• STORED RECORDS
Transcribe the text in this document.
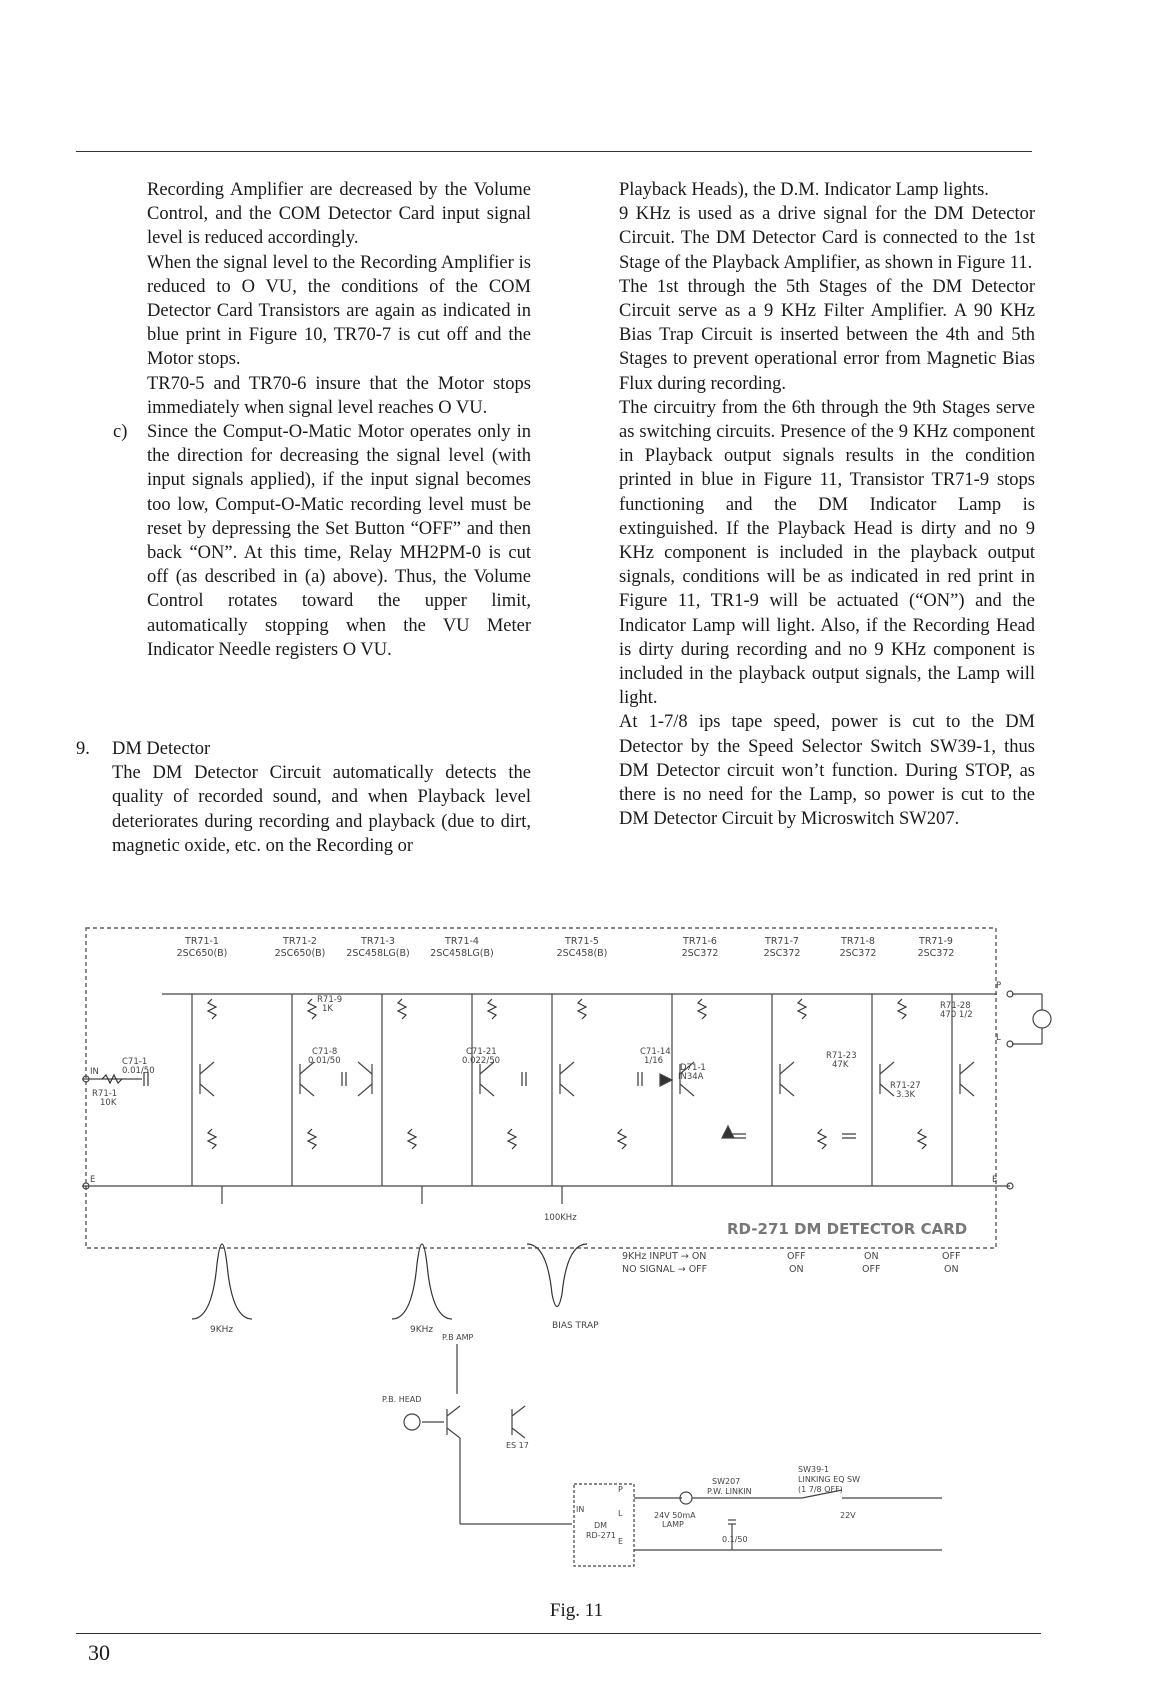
Recording Amplifier are decreased by the Volume Control, and the COM Detector Card input signal level is reduced accordingly.

When the signal level to the Recording Amplifier is reduced to O VU, the conditions of the COM Detector Card Transistors are again as indicated in blue print in Figure 10, TR70-7 is cut off and the Motor stops.

TR70-5 and TR70-6 insure that the Motor stops immediately when signal level reaches O VU.

c) Since the Comput-O-Matic Motor operates only in the direction for decreasing the signal level (with input signals applied), if the input signal becomes too low, Comput-O-Matic recording level must be reset by depressing the Set Button “OFF” and then back “ON”. At this time, Relay MH2PM-0 is cut off (as described in (a) above). Thus, the Volume Control rotates toward the upper limit, automatically stopping when the VU Meter Indicator Needle registers O VU.

9. DM Detector

The DM Detector Circuit automatically detects the quality of recorded sound, and when Playback level deteriorates during recording and playback (due to dirt, magnetic oxide, etc. on the Recording or

Playback Heads), the D.M. Indicator Lamp lights.

9 KHz is used as a drive signal for the DM Detector Circuit. The DM Detector Card is connected to the 1st Stage of the Playback Amplifier, as shown in Figure 11.

The 1st through the 5th Stages of the DM Detector Circuit serve as a 9 KHz Filter Amplifier. A 90 KHz Bias Trap Circuit is inserted between the 4th and 5th Stages to prevent operational error from Magnetic Bias Flux during recording.

The circuitry from the 6th through the 9th Stages serve as switching circuits. Presence of the 9 KHz component in Playback output signals results in the condition printed in blue in Figure 11, Transistor TR71-9 stops functioning and the DM Indicator Lamp is extinguished. If the Playback Head is dirty and no 9 KHz component is included in the playback output signals, conditions will be as indicated in red print in Figure 11, TR1-9 will be actuated (“ON”) and the Indicator Lamp will light. Also, if the Recording Head is dirty during recording and no 9 KHz component is included in the playback output signals, the Lamp will light.

At 1-7/8 ips tape speed, power is cut to the DM Detector by the Speed Selector Switch SW39-1, thus DM Detector circuit won’t function. During STOP, as there is no need for the Lamp, so power is cut to the DM Detector Circuit by Microswitch SW207.

TR71-1
2SC650(B)
TR71-2
2SC650(B)
TR71-3
2SC458LG(B)
TR71-4
2SC458LG(B)
TR71-5
2SC458(B)
TR71-6
2SC372
TR71-7
2SC372
TR71-8
2SC372
TR71-9
2SC372
IN
E	E
P
L
C71-1
0.01/50
R71-1
10K
R71-9
1K
C71-8
0.01/50
C71-21
0.022/50
C71-14
1/16
D71-1
IN34A
R71-23
47K
R71-27
3.3K
R71-28
470 1/2
100KHz
RD-271 DM DETECTOR CARD
9KHz	9KHz	BIAS TRAP
9KHz INPUT → ON
NO SIGNAL → OFF
OFF
ON
ON
OFF
OFF
ON
P.B AMP
P.B. HEAD
ES 17
IN
P
L
E
DM
RD-271
SW207
P.W. LINKIN
SW39-1
LINKING EQ SW
(1 7/8 OFF)
24V 50mA
LAMP
0.1/50
22V
Fig. 11
30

• YOUR GOAL
Your task is to transcribe all of the records precisely, with no images included.

• ANSWER
Transcribe the text in this document.
Recording Amplifier are decreased by the Volume Control, and the COM Detector Card input signal level is reduced accordingly.

When the signal level to the Recording Amplifier is reduced to O VU, the conditions of the COM Detector Card Transistors are again as indicated in blue print in Figure 10, TR70-7 is cut off and the Motor stops.

TR70-5 and TR70-6 insure that the Motor stops immediately when signal level reaches O VU.

c) Since the Comput-O-Matic Motor operates only in the direction for decreasing the signal level (with input signals applied), if the input signal becomes too low, Comput-O-Matic recording level must be reset by depressing the Set Button “OFF” and then back “ON”. At this time, Relay MH2PM-0 is cut off (as described in (a) above). Thus, the Volume Control rotates toward the upper limit, automatically stopping when the VU Meter Indicator Needle registers O VU.

9. DM Detector

The DM Detector Circuit automatically detects the quality of recorded sound, and when Playback level deteriorates during recording and playback (due to dirt, magnetic oxide, etc. on the Recording or

Playback Heads), the D.M. Indicator Lamp lights.

9 KHz is used as a drive signal for the DM Detector Circuit. The DM Detector Card is connected to the 1st Stage of the Playback Amplifier, as shown in Figure 11.

The 1st through the 5th Stages of the DM Detector Circuit serve as a 9 KHz Filter Amplifier. A 90 KHz Bias Trap Circuit is inserted between the 4th and 5th Stages to prevent operational error from Magnetic Bias Flux during recording.

The circuitry from the 6th through the 9th Stages serve as switching circuits. Presence of the 9 KHz component in Playback output signals results in the condition printed in blue in Figure 11, Transistor TR71-9 stops functioning and the DM Indicator Lamp is extinguished. If the Playback Head is dirty and no 9 KHz component is included in the playback output signals, conditions will be as indicated in red print in Figure 11, TR1-9 will be actuated (“ON”) and the Indicator Lamp will light. Also, if the Recording Head is dirty during recording and no 9 KHz component is included in the playback output signals, the Lamp will light.

At 1-7/8 ips tape speed, power is cut to the DM Detector by the Speed Selector Switch SW39-1, thus DM Detector circuit won’t function. During STOP, as there is no need for the Lamp, so power is cut to the DM Detector Circuit by Microswitch SW207.

TR71-1
2SC650(B)
TR71-2
2SC650(B)
TR71-3
2SC458LG(B)
TR71-4
2SC458LG(B)
TR71-5
2SC458(B)
TR71-6
2SC372
TR71-7
2SC372
TR71-8
2SC372
TR71-9
2SC372
IN
E	E
P
L
C71-1
0.01/50
R71-1
10K
R71-9
1K
C71-8
0.01/50
C71-21
0.022/50
C71-14
1/16
D71-1
IN34A
R71-23
47K
R71-27
3.3K
R71-28
470 1/2
100KHz
RD-271 DM DETECTOR CARD
9KHz	9KHz	BIAS TRAP
9KHz INPUT → ON
NO SIGNAL → OFF
OFF
ON
ON
OFF
OFF
ON
P.B AMP
P.B. HEAD
ES 17
IN
P
L
E
DM
RD-271
SW207
P.W. LINKIN
SW39-1
LINKING EQ SW
(1 7/8 OFF)
24V 50mA
LAMP
0.1/50
22V
Fig. 11
30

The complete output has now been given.